>> BEGIN DATA IN THIS EXERCISE

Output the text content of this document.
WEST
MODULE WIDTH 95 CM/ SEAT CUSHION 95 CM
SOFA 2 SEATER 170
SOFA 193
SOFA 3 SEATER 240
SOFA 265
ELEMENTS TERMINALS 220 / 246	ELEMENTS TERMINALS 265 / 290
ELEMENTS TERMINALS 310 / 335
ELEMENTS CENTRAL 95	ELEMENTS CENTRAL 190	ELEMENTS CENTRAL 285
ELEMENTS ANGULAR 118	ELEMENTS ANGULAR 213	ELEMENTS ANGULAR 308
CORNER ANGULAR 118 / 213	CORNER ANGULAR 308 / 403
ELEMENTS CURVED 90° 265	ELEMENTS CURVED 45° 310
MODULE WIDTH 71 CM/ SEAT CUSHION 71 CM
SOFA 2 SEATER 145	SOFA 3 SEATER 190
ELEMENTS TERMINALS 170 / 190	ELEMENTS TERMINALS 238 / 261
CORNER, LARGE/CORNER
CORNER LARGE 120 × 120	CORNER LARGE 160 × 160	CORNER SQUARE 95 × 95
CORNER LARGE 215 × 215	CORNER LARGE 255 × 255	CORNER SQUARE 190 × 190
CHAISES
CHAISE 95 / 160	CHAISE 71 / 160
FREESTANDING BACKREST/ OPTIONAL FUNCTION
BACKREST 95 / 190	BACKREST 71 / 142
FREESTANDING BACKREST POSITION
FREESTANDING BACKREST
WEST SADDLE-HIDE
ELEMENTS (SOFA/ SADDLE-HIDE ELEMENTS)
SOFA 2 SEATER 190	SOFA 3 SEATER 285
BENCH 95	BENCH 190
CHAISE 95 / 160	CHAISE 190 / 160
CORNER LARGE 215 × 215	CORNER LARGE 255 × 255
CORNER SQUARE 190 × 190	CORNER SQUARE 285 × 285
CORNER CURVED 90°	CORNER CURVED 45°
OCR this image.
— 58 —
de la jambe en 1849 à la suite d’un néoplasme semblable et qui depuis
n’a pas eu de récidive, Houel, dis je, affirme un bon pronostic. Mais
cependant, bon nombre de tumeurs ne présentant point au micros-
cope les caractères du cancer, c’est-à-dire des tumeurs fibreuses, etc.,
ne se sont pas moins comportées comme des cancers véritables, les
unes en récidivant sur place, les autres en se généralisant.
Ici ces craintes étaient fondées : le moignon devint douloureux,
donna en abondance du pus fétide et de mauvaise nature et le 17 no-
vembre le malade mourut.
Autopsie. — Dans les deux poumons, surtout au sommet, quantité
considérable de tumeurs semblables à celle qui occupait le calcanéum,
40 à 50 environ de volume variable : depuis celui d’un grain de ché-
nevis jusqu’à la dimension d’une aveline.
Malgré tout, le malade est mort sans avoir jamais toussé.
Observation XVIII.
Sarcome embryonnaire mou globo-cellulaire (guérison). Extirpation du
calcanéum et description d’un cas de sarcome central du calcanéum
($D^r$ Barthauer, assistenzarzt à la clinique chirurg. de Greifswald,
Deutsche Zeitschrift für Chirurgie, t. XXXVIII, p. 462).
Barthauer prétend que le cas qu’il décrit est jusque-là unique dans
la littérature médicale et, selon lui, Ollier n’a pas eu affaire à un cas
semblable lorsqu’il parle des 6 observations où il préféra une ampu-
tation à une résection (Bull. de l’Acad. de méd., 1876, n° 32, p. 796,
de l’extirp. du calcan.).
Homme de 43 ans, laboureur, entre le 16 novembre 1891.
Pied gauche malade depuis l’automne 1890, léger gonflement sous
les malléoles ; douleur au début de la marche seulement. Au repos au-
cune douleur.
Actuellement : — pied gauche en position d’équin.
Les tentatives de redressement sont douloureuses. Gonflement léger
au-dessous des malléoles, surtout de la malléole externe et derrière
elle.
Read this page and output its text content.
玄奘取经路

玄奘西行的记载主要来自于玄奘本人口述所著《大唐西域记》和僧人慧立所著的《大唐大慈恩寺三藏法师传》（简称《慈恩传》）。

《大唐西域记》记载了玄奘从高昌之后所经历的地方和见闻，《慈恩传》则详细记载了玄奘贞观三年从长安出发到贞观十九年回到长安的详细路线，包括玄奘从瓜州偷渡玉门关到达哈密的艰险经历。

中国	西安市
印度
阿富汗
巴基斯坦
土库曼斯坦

>> END DATA IN THIS EXERCISE

### EXERCISE PROMPT
Quote exactly the line containing "Read this page and output its text content." and every later line through the end of the listing, and no other lines.

### RESPONSE TO THE TASK
Read this page and output its text content.
玄奘取经路

玄奘西行的记载主要来自于玄奘本人口述所著《大唐西域记》和僧人慧立所著的《大唐大慈恩寺三藏法师传》（简称《慈恩传》）。

《大唐西域记》记载了玄奘从高昌之后所经历的地方和见闻，《慈恩传》则详细记载了玄奘贞观三年从长安出发到贞观十九年回到长安的详细路线，包括玄奘从瓜州偷渡玉门关到达哈密的艰险经历。

中国	西安市
印度
阿富汗
巴基斯坦
土库曼斯坦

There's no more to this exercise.